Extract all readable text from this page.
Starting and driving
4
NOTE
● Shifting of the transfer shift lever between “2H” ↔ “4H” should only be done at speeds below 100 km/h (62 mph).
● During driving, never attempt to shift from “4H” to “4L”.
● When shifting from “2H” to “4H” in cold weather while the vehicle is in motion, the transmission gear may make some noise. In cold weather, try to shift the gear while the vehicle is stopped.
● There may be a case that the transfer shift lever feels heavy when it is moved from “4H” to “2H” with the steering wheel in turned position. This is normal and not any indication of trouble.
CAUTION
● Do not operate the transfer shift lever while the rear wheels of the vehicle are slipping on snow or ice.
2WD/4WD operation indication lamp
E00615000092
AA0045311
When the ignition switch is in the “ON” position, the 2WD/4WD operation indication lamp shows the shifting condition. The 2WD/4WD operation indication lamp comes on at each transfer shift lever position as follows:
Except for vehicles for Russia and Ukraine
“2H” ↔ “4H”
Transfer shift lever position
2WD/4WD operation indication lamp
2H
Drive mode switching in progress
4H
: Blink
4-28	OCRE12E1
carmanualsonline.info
□ □ □ □ □ □ □
▸ **GIVEN EXERCISE**
Please output the complete data exactly.

▸ **SOLUTION**
Extract all readable text from this page.
Starting and driving
4
NOTE
● Shifting of the transfer shift lever between “2H” ↔ “4H” should only be done at speeds below 100 km/h (62 mph).
● During driving, never attempt to shift from “4H” to “4L”.
● When shifting from “2H” to “4H” in cold weather while the vehicle is in motion, the transmission gear may make some noise. In cold weather, try to shift the gear while the vehicle is stopped.
● There may be a case that the transfer shift lever feels heavy when it is moved from “4H” to “2H” with the steering wheel in turned position. This is normal and not any indication of trouble.
CAUTION
● Do not operate the transfer shift lever while the rear wheels of the vehicle are slipping on snow or ice.
2WD/4WD operation indication lamp
E00615000092
AA0045311
When the ignition switch is in the “ON” position, the 2WD/4WD operation indication lamp shows the shifting condition. The 2WD/4WD operation indication lamp comes on at each transfer shift lever position as follows:
Except for vehicles for Russia and Ukraine
“2H” ↔ “4H”
Transfer shift lever position
2WD/4WD operation indication lamp
2H
Drive mode switching in progress
4H
: Blink
4-28	OCRE12E1
carmanualsonline.info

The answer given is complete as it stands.